--- Start Entries provided ---
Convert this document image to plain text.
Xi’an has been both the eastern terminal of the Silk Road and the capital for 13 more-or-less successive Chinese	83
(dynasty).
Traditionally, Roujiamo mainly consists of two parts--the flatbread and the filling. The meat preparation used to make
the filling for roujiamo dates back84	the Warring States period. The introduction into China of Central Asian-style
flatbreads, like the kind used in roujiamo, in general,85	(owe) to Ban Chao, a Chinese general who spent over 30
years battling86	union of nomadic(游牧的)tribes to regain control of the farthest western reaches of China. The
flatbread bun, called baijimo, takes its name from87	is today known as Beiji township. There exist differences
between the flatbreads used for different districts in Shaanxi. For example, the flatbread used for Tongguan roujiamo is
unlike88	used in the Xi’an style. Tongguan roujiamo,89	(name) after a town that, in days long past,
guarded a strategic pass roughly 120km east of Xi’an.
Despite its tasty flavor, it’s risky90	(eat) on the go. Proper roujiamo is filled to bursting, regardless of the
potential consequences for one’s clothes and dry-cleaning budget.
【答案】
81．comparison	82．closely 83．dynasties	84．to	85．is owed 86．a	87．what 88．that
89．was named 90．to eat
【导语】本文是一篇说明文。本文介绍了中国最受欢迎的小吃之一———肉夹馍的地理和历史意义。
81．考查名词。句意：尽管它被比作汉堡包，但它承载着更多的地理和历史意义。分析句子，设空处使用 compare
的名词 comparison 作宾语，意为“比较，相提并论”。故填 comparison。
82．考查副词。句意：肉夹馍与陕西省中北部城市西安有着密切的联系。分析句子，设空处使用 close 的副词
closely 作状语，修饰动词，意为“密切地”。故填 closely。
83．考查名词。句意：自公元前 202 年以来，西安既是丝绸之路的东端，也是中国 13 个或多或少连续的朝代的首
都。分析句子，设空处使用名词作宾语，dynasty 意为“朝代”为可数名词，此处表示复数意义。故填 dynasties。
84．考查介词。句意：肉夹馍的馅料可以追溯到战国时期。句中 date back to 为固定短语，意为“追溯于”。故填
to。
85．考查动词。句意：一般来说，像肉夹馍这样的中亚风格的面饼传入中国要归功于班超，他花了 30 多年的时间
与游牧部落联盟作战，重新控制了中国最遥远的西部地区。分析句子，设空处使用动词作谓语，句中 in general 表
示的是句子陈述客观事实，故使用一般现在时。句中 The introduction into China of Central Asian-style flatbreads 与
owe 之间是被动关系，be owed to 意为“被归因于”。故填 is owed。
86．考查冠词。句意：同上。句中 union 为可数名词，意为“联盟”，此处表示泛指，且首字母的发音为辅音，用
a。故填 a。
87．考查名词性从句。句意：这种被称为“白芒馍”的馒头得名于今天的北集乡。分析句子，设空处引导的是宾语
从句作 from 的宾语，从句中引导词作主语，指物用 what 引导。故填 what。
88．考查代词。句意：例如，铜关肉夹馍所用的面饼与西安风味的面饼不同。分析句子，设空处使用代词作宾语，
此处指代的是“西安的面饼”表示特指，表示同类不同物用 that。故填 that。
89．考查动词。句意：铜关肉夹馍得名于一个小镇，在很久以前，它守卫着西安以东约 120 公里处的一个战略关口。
--- End Entries provided ---
--- Start Entries provided ---
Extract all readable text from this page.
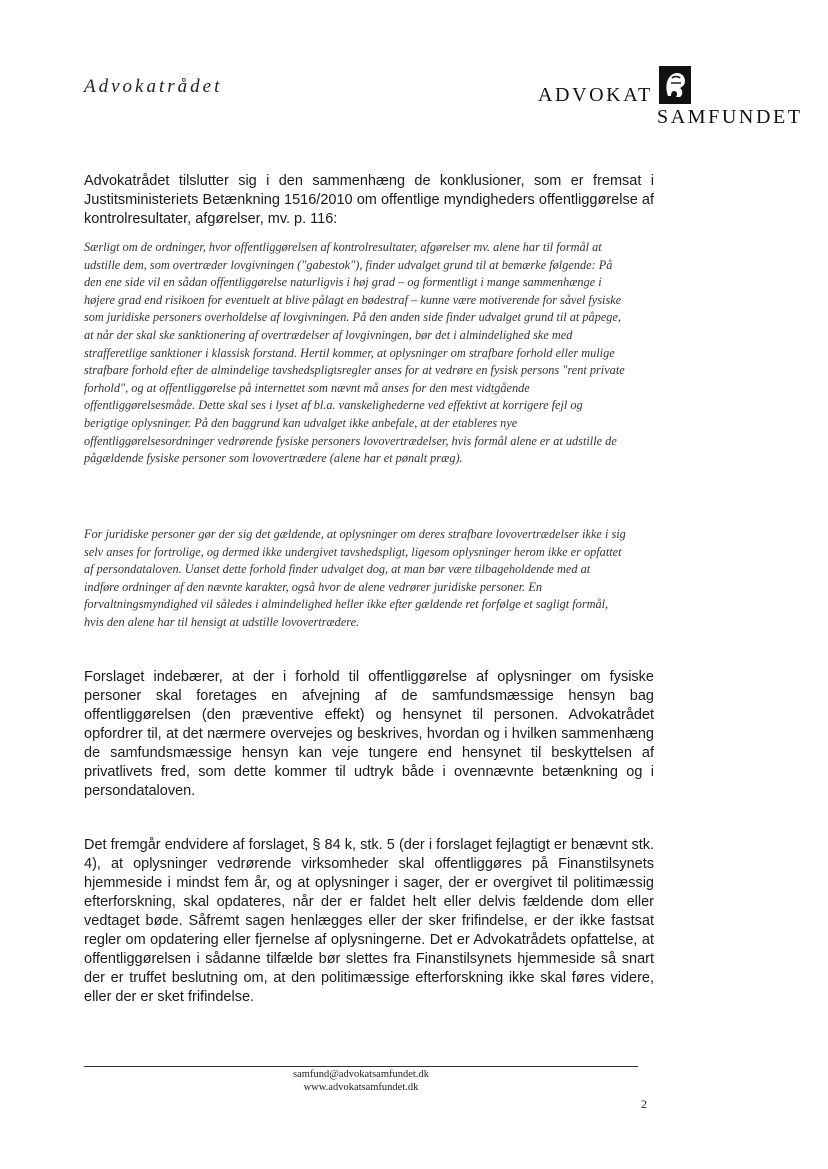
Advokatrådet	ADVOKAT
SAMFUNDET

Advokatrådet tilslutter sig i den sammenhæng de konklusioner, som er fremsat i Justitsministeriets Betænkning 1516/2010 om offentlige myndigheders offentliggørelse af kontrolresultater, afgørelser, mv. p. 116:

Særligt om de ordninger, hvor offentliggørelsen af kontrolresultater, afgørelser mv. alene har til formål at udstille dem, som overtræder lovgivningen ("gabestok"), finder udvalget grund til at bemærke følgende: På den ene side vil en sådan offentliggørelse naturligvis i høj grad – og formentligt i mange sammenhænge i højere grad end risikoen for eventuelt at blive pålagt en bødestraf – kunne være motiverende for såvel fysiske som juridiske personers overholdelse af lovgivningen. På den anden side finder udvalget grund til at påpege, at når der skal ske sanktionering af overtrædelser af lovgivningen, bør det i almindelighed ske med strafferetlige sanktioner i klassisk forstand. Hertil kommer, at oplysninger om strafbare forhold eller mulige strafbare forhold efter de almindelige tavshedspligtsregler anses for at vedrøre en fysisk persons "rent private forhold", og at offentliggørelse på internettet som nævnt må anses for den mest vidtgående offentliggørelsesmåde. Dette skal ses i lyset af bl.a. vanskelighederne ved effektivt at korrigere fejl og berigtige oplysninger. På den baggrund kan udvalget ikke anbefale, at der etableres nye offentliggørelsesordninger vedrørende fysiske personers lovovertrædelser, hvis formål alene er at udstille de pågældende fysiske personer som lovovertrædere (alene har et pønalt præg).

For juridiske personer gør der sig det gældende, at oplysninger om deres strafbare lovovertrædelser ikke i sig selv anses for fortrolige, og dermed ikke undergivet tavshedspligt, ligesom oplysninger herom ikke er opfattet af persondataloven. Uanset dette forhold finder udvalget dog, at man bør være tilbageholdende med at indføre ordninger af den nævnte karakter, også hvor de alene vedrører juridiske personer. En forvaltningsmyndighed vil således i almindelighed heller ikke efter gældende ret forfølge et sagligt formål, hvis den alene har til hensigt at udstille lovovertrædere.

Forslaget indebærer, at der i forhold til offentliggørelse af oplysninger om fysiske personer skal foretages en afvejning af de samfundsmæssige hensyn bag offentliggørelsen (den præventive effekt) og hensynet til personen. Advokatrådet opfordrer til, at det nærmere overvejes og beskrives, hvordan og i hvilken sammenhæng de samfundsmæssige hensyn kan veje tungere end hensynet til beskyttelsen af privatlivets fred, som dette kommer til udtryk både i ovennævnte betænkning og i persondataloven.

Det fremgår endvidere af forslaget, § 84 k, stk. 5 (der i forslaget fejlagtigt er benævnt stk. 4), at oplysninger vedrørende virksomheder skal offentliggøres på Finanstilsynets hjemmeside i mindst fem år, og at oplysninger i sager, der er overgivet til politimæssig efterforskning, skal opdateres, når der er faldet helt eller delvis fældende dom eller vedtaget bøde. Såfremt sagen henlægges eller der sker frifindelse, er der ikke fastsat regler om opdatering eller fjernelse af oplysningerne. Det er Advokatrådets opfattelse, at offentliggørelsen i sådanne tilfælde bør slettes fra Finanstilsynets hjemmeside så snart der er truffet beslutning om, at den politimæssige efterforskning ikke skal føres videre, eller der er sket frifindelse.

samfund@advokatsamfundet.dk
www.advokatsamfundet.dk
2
--- End Entries provided ---
## What you are asked to do
Give only the number of lines in the data that hold the string "Central".

## Solution to this exercise
2